**Exercise passage:**
● ● ● ● ● ● ●

Jasmyne Cannick, who has represented LaTisha Nixon in her campaign to have Buck prosecuted, yesterday published an allegation that “Joe Doe,” the man who overdosed and escaped Buck’s apartment on Sept. 11, has claimed that at one point he and Buck left Buck’s Laurel Avenue apartment and hid at various motels for fear Buck was going to be arrested. Joe Doe, who is said to be 37 years old, is rumored to be the man entering Buck’s apartment carrying toilet paper and paper towels in a photograph tweeted by Cannick on Sept. 6.
On her website, Cannick said that Doe “said that Buck’s attorney Seymour Amster called Buck and told him that he was going to be arrested and to leave the state. Doe says that set off a chain of events that culminated with him going on the run with Buck for several days in an attempt to avoid being arrested.
“Doe says that two days before the second anniversary of Gemmel Moore’s death on July 24, he was at Starbucks on Sunset and La Brea in Hollywood when he received a call from Ed Buck,” Cannick writes.
“ ‘Buck sounded worried,’ Doe said. ‘Buck told me that his lawyer Seymour Amster called him and said that there was a rumor that he was going to be arrested and he needed to get out of the house and out of the state and go.’
“And go they did, according to Joe hiding in various motels in L.A. County.
“On Monday, July 29, Doe says Buck decided to go home after he searched Google and found out that there was only a vigil Saturday (in front of Buck’s apartment building).

● ● ● ● ● ● ●

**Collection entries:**
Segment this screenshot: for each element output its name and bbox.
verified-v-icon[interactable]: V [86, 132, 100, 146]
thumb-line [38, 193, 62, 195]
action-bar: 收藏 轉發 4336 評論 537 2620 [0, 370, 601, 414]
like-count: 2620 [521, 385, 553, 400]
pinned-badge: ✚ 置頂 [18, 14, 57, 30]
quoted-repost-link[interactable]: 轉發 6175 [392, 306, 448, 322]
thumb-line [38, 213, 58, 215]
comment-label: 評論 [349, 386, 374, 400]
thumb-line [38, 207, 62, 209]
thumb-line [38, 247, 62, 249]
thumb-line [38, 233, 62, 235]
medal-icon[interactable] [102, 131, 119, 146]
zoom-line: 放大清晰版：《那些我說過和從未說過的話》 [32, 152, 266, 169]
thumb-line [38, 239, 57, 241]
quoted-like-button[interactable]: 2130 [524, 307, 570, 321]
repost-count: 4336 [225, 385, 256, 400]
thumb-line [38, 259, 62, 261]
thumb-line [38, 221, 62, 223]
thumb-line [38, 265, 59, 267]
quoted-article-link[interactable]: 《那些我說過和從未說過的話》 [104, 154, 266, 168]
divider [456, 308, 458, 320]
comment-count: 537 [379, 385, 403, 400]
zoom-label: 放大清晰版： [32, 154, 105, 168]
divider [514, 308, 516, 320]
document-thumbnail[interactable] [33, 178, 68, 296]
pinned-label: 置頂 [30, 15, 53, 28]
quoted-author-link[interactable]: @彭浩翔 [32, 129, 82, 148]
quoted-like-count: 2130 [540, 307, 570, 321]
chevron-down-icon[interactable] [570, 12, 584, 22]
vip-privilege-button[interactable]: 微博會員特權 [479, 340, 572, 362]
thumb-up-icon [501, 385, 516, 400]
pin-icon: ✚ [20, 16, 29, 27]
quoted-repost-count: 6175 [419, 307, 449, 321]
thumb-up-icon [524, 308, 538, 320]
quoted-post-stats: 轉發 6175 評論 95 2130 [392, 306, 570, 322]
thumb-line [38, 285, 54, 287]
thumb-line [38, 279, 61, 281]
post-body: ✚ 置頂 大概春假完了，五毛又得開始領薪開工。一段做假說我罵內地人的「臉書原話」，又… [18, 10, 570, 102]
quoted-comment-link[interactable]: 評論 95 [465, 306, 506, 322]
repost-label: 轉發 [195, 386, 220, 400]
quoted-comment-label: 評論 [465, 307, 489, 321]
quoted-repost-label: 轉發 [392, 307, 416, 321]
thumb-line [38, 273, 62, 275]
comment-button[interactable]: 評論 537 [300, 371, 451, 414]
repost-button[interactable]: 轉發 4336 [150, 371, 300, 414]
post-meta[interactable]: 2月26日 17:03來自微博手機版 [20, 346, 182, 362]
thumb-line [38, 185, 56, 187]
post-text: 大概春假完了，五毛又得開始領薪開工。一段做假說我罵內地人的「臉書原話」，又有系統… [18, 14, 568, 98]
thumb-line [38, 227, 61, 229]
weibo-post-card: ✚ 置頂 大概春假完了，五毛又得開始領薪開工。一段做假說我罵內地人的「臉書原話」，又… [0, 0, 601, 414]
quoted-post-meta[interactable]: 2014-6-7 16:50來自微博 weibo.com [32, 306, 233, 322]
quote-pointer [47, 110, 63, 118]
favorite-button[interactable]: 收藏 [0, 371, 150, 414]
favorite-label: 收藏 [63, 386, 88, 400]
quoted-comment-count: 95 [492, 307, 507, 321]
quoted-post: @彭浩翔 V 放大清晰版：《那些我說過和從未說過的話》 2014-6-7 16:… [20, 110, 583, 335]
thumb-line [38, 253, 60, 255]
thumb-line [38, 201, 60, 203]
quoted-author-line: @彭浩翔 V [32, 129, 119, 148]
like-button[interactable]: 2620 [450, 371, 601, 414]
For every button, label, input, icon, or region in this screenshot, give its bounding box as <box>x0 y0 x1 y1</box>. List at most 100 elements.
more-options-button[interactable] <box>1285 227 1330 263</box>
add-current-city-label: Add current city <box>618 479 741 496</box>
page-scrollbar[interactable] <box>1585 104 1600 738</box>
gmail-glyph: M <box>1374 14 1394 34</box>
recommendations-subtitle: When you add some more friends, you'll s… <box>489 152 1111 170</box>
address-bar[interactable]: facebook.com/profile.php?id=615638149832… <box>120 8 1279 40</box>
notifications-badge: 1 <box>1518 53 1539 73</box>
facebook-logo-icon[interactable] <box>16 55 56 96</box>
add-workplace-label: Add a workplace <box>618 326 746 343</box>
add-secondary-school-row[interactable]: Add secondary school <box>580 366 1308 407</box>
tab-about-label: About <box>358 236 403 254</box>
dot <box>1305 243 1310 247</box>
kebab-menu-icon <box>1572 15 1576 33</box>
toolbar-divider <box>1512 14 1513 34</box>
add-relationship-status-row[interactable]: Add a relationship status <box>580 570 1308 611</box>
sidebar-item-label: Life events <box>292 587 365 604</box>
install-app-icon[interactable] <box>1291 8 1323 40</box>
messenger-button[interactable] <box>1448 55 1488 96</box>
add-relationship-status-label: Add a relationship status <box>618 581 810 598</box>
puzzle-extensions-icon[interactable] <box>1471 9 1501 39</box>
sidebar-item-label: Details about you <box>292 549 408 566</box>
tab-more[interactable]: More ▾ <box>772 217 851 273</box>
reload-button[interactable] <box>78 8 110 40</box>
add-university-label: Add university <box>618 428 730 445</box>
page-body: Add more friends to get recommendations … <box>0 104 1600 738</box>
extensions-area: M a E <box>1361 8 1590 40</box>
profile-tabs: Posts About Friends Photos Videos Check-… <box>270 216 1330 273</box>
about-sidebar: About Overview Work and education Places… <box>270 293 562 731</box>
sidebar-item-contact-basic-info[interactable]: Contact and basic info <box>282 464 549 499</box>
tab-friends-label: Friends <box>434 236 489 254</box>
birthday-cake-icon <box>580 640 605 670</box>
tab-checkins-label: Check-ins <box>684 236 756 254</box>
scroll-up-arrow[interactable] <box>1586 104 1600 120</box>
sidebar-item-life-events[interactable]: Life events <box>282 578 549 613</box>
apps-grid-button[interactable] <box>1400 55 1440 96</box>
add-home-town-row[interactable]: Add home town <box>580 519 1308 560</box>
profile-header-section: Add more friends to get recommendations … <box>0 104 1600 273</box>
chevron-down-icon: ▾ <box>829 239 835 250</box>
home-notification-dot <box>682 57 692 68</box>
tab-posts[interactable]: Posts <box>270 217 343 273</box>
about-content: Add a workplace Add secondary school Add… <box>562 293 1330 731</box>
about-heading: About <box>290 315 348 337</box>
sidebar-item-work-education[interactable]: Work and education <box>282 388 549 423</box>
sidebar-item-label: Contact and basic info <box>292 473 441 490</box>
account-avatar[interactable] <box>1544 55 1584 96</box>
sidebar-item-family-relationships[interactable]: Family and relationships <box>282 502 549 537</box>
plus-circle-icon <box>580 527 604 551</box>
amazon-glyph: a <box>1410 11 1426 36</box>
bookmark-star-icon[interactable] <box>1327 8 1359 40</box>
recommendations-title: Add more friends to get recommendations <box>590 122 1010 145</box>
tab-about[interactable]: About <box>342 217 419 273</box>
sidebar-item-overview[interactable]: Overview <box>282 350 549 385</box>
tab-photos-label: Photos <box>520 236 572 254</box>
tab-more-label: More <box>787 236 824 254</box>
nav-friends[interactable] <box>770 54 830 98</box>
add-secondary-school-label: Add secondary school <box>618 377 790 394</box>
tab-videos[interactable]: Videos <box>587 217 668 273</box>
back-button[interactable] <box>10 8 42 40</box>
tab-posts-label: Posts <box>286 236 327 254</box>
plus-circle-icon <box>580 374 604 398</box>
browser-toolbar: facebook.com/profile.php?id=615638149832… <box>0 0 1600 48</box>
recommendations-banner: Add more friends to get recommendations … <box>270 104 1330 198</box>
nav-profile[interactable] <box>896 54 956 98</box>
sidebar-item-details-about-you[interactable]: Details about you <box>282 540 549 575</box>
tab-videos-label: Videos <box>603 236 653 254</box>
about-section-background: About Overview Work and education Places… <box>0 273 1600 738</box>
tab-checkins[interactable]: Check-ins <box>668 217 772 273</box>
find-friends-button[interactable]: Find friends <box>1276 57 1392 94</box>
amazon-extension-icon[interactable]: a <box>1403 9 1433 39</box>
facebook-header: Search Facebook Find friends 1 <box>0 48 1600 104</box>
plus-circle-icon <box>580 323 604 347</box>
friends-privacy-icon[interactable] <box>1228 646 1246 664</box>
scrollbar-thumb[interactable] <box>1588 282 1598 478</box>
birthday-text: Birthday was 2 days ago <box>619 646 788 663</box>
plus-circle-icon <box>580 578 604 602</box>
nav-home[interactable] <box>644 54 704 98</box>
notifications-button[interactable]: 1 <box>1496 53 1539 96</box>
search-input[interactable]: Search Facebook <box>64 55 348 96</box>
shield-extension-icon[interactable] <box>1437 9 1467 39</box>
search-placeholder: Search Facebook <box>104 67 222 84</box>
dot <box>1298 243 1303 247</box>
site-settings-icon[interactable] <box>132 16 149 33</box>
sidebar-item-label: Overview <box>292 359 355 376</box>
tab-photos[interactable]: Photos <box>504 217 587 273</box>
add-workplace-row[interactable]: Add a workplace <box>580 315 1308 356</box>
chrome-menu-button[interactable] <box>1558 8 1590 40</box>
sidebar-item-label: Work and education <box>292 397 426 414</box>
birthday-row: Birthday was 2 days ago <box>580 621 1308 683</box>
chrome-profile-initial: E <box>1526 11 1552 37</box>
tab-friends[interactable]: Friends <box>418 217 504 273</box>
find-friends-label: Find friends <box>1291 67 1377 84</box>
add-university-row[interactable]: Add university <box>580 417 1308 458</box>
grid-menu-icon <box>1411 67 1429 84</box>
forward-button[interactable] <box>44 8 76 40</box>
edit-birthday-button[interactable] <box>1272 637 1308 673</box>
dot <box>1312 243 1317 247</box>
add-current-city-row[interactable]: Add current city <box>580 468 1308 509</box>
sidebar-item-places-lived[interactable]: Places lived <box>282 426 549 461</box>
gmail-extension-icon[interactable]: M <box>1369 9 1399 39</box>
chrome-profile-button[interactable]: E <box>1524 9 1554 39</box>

● ● ● ● ● ● ●

**Work instruction:** Reproduce the part of the Ed Buck article that begins at the words "Jasmyne Cannick, who" and stops after "on Sept. 6.". Nothing in the records is needed here.

**Answer for this exercise:**
Jasmyne Cannick, who has represented LaTisha Nixon in her campaign to have Buck prosecuted, yesterday published an allegation that “Joe Doe,” the man who overdosed and escaped Buck’s apartment on Sept. 11, has claimed that at one point he and Buck left Buck’s Laurel Avenue apartment and hid at various motels for fear Buck was going to be arrested. Joe Doe, who is said to be 37 years old, is rumored to be the man entering Buck’s apartment carrying toilet paper and paper towels in a photograph tweeted by Cannick on Sept. 6.